__Provided information__.
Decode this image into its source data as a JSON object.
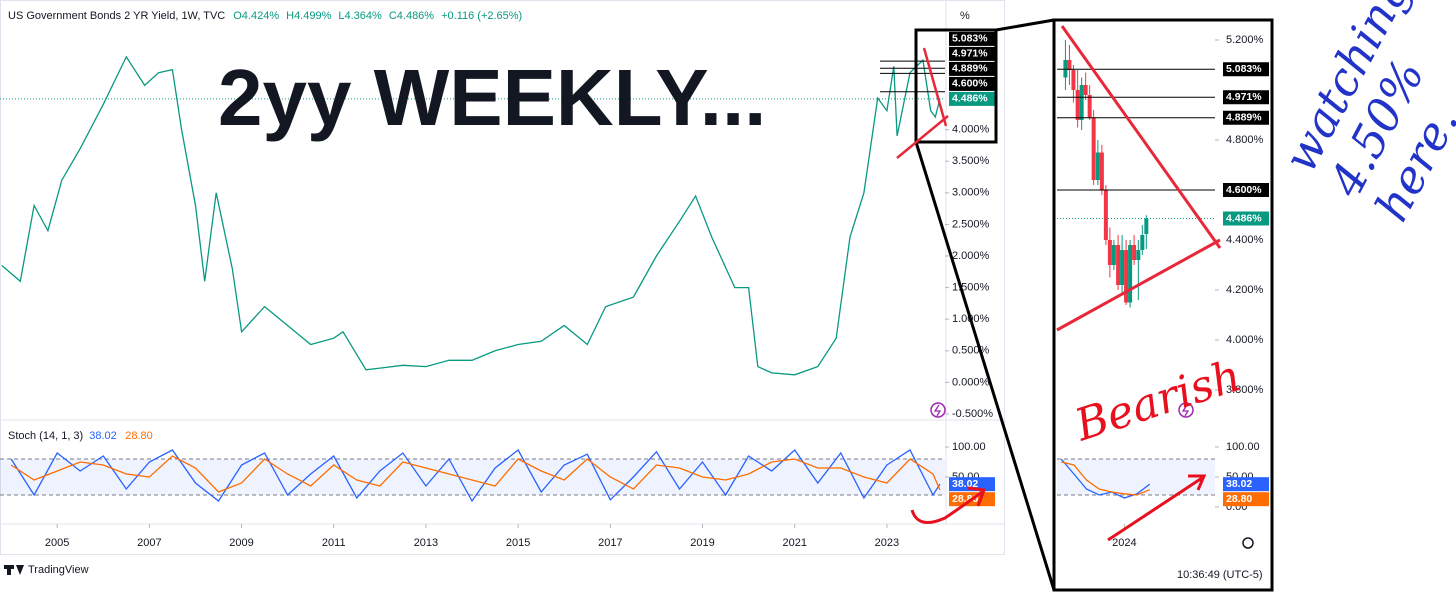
{
  "chart_data": [
    {
      "type": "line",
      "title": "US Government Bonds 2 YR Yield, 1W, TVC",
      "header_stats": [
        "O4.424%",
        "H4.499%",
        "L4.364%",
        "C4.486%",
        "+0.116 (+2.65%)"
      ],
      "unit": "%",
      "x": [
        2003.8,
        2004.2,
        2004.5,
        2004.8,
        2005.1,
        2005.5,
        2006.0,
        2006.5,
        2006.9,
        2007.2,
        2007.5,
        2007.7,
        2008.0,
        2008.2,
        2008.45,
        2008.8,
        2009.0,
        2009.5,
        2010.0,
        2010.5,
        2011.0,
        2011.2,
        2011.7,
        2012.5,
        2013.0,
        2013.5,
        2014.0,
        2014.5,
        2015.0,
        2015.5,
        2016.0,
        2016.5,
        2016.9,
        2017.5,
        2018.0,
        2018.5,
        2018.85,
        2019.2,
        2019.7,
        2020.0,
        2020.2,
        2020.5,
        2021.0,
        2021.5,
        2021.9,
        2022.2,
        2022.5,
        2022.8,
        2023.0,
        2023.15,
        2023.22,
        2023.5,
        2023.78,
        2023.95,
        2024.05,
        2024.15
      ],
      "values": [
        1.85,
        1.6,
        2.8,
        2.4,
        3.2,
        3.7,
        4.4,
        5.15,
        4.7,
        4.9,
        4.95,
        4.0,
        2.8,
        1.6,
        3.0,
        1.8,
        0.8,
        1.2,
        0.9,
        0.6,
        0.7,
        0.8,
        0.2,
        0.27,
        0.25,
        0.35,
        0.35,
        0.5,
        0.6,
        0.65,
        0.9,
        0.6,
        1.2,
        1.35,
        2.0,
        2.55,
        2.95,
        2.3,
        1.5,
        1.5,
        0.25,
        0.15,
        0.12,
        0.25,
        0.7,
        2.3,
        3.0,
        4.5,
        4.3,
        5.0,
        3.9,
        4.9,
        5.1,
        4.3,
        4.2,
        4.486
      ],
      "color": "#089981",
      "xlim": [
        2003.76,
        2024.26
      ],
      "ylim": [
        -0.5,
        5.6
      ],
      "xticks": [
        2005,
        2007,
        2009,
        2011,
        2013,
        2015,
        2017,
        2019,
        2021,
        2023
      ],
      "yticks": [
        {
          "value": -0.5,
          "label": "-0.500%"
        },
        {
          "value": 0,
          "label": "0.000%"
        },
        {
          "value": 0.5,
          "label": "0.500%"
        },
        {
          "value": 1,
          "label": "1.000%"
        },
        {
          "value": 1.5,
          "label": "1.500%"
        },
        {
          "value": 2,
          "label": "2.000%"
        },
        {
          "value": 2.5,
          "label": "2.500%"
        },
        {
          "value": 3,
          "label": "3.000%"
        },
        {
          "value": 3.5,
          "label": "3.500%"
        },
        {
          "value": 4,
          "label": "4.000%"
        }
      ],
      "levels": [
        {
          "value": 5.083,
          "label": "5.083%"
        },
        {
          "value": 4.971,
          "label": "4.971%"
        },
        {
          "value": 4.889,
          "label": "4.889%"
        },
        {
          "value": 4.6,
          "label": "4.600%"
        }
      ],
      "current_price": {
        "value": 4.486,
        "label": "4.486%"
      }
    },
    {
      "type": "line",
      "title": "Stoch (14, 1, 3)",
      "x": [
        2004.0,
        2004.5,
        2005.0,
        2005.5,
        2006.0,
        2006.5,
        2007.0,
        2007.5,
        2008.0,
        2008.5,
        2009.0,
        2009.5,
        2010.0,
        2010.5,
        2011.0,
        2011.5,
        2012.0,
        2012.5,
        2013.0,
        2013.5,
        2014.0,
        2014.5,
        2015.0,
        2015.5,
        2016.0,
        2016.5,
        2017.0,
        2017.5,
        2018.0,
        2018.5,
        2019.0,
        2019.5,
        2020.0,
        2020.5,
        2021.0,
        2021.5,
        2022.0,
        2022.5,
        2023.0,
        2023.5,
        2024.0,
        2024.15
      ],
      "series": [
        {
          "color": "#2962ff",
          "last_label": "38.02",
          "values": [
            80,
            20,
            90,
            60,
            85,
            30,
            75,
            95,
            40,
            10,
            70,
            90,
            20,
            55,
            85,
            15,
            60,
            90,
            35,
            80,
            10,
            65,
            95,
            25,
            70,
            88,
            12,
            50,
            92,
            30,
            75,
            20,
            85,
            60,
            95,
            40,
            90,
            15,
            70,
            95,
            20,
            38.02
          ]
        },
        {
          "color": "#ff6d00",
          "last_label": "28.80",
          "values": [
            70,
            45,
            60,
            75,
            70,
            55,
            50,
            85,
            65,
            25,
            40,
            80,
            55,
            35,
            70,
            45,
            35,
            75,
            65,
            55,
            45,
            35,
            80,
            60,
            45,
            80,
            50,
            30,
            70,
            65,
            50,
            45,
            55,
            75,
            80,
            65,
            65,
            50,
            40,
            80,
            55,
            28.8
          ]
        }
      ],
      "xlim": [
        2003.76,
        2024.26
      ],
      "ylim": [
        -20,
        130
      ],
      "yticks": [
        {
          "value": 100,
          "label": "100.00"
        },
        {
          "value": 50,
          "label": "50.00"
        }
      ],
      "bands": [
        20,
        80
      ]
    },
    {
      "type": "candlestick",
      "x": [
        2023.72,
        2023.739,
        2023.758,
        2023.778,
        2023.797,
        2023.816,
        2023.835,
        2023.854,
        2023.874,
        2023.893,
        2023.912,
        2023.931,
        2023.95,
        2023.97,
        2023.989,
        2024.008,
        2024.027,
        2024.046,
        2024.066,
        2024.085,
        2024.104
      ],
      "open": [
        5.05,
        5.12,
        5.08,
        5.0,
        4.88,
        5.02,
        4.98,
        4.89,
        4.64,
        4.75,
        4.6,
        4.4,
        4.3,
        4.38,
        4.22,
        4.36,
        4.15,
        4.38,
        4.32,
        4.36,
        4.424
      ],
      "high": [
        5.2,
        5.18,
        5.1,
        5.08,
        5.05,
        5.07,
        5.02,
        4.92,
        4.8,
        4.78,
        4.62,
        4.45,
        4.4,
        4.42,
        4.42,
        4.4,
        4.4,
        4.42,
        4.4,
        4.46,
        4.499
      ],
      "low": [
        5.0,
        5.02,
        4.95,
        4.85,
        4.84,
        4.96,
        4.88,
        4.62,
        4.62,
        4.58,
        4.38,
        4.25,
        4.28,
        4.2,
        4.18,
        4.14,
        4.13,
        4.3,
        4.16,
        4.34,
        4.364
      ],
      "close": [
        5.12,
        5.08,
        5.0,
        4.88,
        5.02,
        4.98,
        4.89,
        4.64,
        4.75,
        4.6,
        4.4,
        4.3,
        4.38,
        4.22,
        4.36,
        4.15,
        4.38,
        4.32,
        4.36,
        4.42,
        4.486
      ],
      "up_color": "#089981",
      "down_color": "#f23645",
      "xlim": [
        2023.68,
        2024.43
      ],
      "ylim": [
        3.64,
        5.26
      ],
      "xticks": [
        2024
      ],
      "yticks": [
        {
          "value": 3.8,
          "label": "3.800%"
        },
        {
          "value": 4.0,
          "label": "4.000%"
        },
        {
          "value": 4.2,
          "label": "4.200%"
        },
        {
          "value": 4.4,
          "label": "4.400%"
        },
        {
          "value": 4.8,
          "label": "4.800%"
        },
        {
          "value": 5.2,
          "label": "5.200%"
        }
      ],
      "levels": [
        {
          "value": 5.083,
          "label": "5.083%"
        },
        {
          "value": 4.971,
          "label": "4.971%"
        },
        {
          "value": 4.889,
          "label": "4.889%"
        },
        {
          "value": 4.6,
          "label": "4.600%"
        }
      ],
      "current_price": {
        "value": 4.486,
        "label": "4.486%"
      }
    },
    {
      "type": "line",
      "x": [
        2023.7,
        2023.76,
        2023.82,
        2023.88,
        2023.94,
        2024.0,
        2024.06,
        2024.12
      ],
      "series": [
        {
          "color": "#2962ff",
          "last_label": "38.02",
          "values": [
            80,
            55,
            30,
            20,
            25,
            15,
            22,
            38.02
          ]
        },
        {
          "color": "#ff6d00",
          "last_label": "28.80",
          "values": [
            75,
            70,
            45,
            30,
            25,
            22,
            20,
            28.8
          ]
        }
      ],
      "xlim": [
        2023.68,
        2024.43
      ],
      "ylim": [
        -20,
        130
      ],
      "yticks": [
        {
          "value": 100,
          "label": "100.00"
        },
        {
          "value": 50,
          "label": "50.00"
        },
        {
          "value": 0,
          "label": "0.00"
        }
      ],
      "bands": [
        20,
        80
      ]
    }
  ],
  "annotations": {
    "headline": "2yy WEEKLY...",
    "bearish": "Bearish",
    "note": [
      "watching",
      "4.50%",
      "here..."
    ]
  },
  "brand": "TradingView",
  "clock": "10:36:49 (UTC-5)"
}
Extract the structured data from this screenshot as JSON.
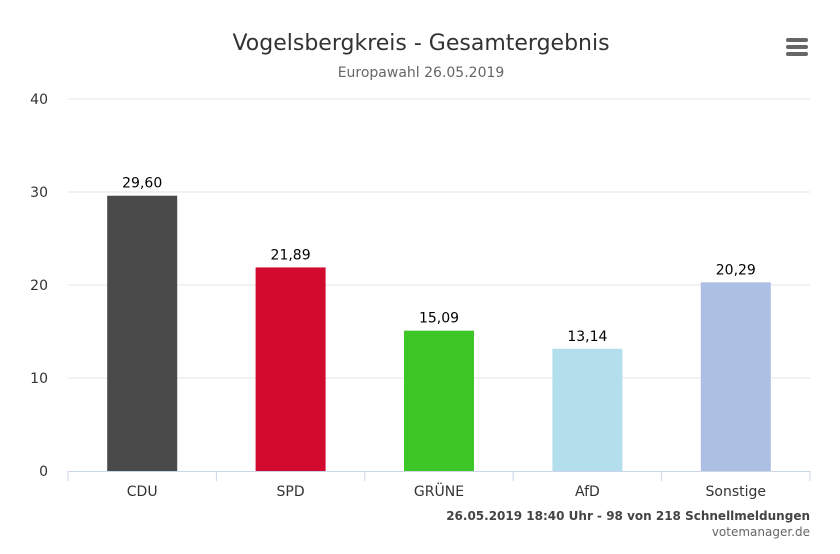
{
  "chart_data": {
    "type": "bar",
    "title": "Vogelsbergkreis - Gesamtergebnis",
    "subtitle": "Europawahl 26.05.2019",
    "categories": [
      "CDU",
      "SPD",
      "GRÜNE",
      "AfD",
      "Sonstige"
    ],
    "values": [
      29.6,
      21.89,
      15.09,
      13.14,
      20.29
    ],
    "value_labels": [
      "29,60",
      "21,89",
      "15,09",
      "13,14",
      "20,29"
    ],
    "colors": [
      "#4a4a4a",
      "#d20a2e",
      "#3cc726",
      "#b3dfec",
      "#adc0e3"
    ],
    "ylim": [
      0,
      40
    ],
    "yticks": [
      "0",
      "10",
      "20",
      "30",
      "40"
    ],
    "xlabel": "",
    "ylabel": "",
    "grid": true,
    "legend": "none"
  },
  "credits": {
    "line1": "26.05.2019 18:40 Uhr - 98 von 218 Schnellmeldungen",
    "line2": "votemanager.de"
  },
  "menu": {
    "icon": "hamburger-menu-icon"
  }
}
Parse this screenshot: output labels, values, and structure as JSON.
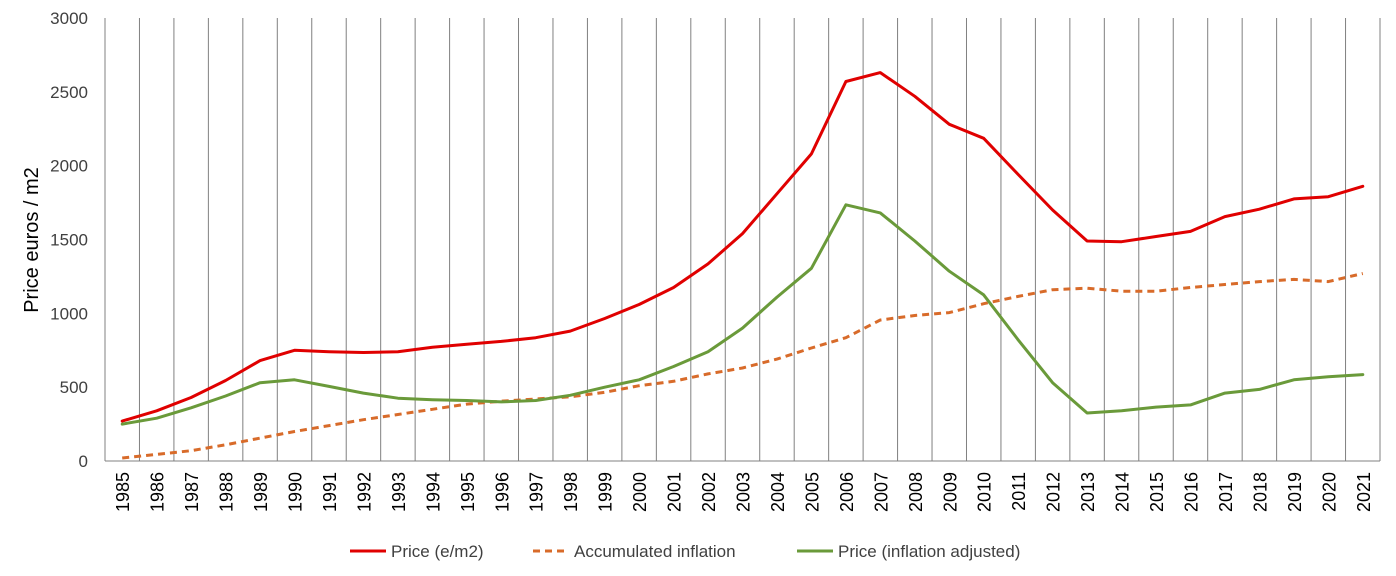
{
  "chart_data": {
    "type": "line",
    "title": "",
    "xlabel": "",
    "ylabel": "Price euros / m2",
    "ylim": [
      0,
      3000
    ],
    "yticks": [
      "0",
      "500",
      "1000",
      "1500",
      "2000",
      "2500",
      "3000"
    ],
    "grid": "vertical",
    "legend_position": "bottom",
    "categories": [
      "1985",
      "1986",
      "1987",
      "1988",
      "1989",
      "1990",
      "1991",
      "1992",
      "1993",
      "1994",
      "1995",
      "1996",
      "1997",
      "1998",
      "1999",
      "2000",
      "2001",
      "2002",
      "2003",
      "2004",
      "2005",
      "2006",
      "2007",
      "2008",
      "2009",
      "2010",
      "2011",
      "2012",
      "2013",
      "2014",
      "2015",
      "2016",
      "2017",
      "2018",
      "2019",
      "2020",
      "2021"
    ],
    "series": [
      {
        "name": "Price (e/m2)",
        "color": "#e00000",
        "style": "solid",
        "values": [
          270,
          340,
          430,
          545,
          680,
          750,
          740,
          735,
          740,
          770,
          790,
          810,
          835,
          880,
          965,
          1060,
          1175,
          1335,
          1540,
          1810,
          2080,
          2570,
          2630,
          2470,
          2280,
          2185,
          1940,
          1700,
          1490,
          1485,
          1520,
          1555,
          1655,
          1705,
          1775,
          1790,
          1860
        ]
      },
      {
        "name": "Accumulated inflation",
        "color": "#d86b2a",
        "style": "dashed",
        "values": [
          20,
          45,
          70,
          110,
          155,
          200,
          240,
          280,
          315,
          350,
          385,
          405,
          420,
          435,
          465,
          510,
          540,
          590,
          630,
          690,
          765,
          835,
          955,
          985,
          1005,
          1065,
          1115,
          1160,
          1170,
          1150,
          1150,
          1175,
          1195,
          1215,
          1230,
          1215,
          1270
        ]
      },
      {
        "name": "Price (inflation adjusted)",
        "color": "#6a9a3a",
        "style": "solid",
        "values": [
          250,
          290,
          360,
          440,
          530,
          550,
          505,
          460,
          425,
          415,
          410,
          400,
          410,
          445,
          500,
          550,
          640,
          740,
          900,
          1110,
          1305,
          1735,
          1680,
          1490,
          1285,
          1125,
          820,
          530,
          325,
          340,
          365,
          380,
          460,
          485,
          550,
          570,
          585
        ]
      }
    ]
  }
}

__Your instructions__.
Gather and return every line that holds the string "JSON".

__Solution for this task__.
Decode this image into its source data as a JSON object.
Extract the structured data from this screenshot as JSON.
Parse this screenshot: output labels, values, and structure as JSON.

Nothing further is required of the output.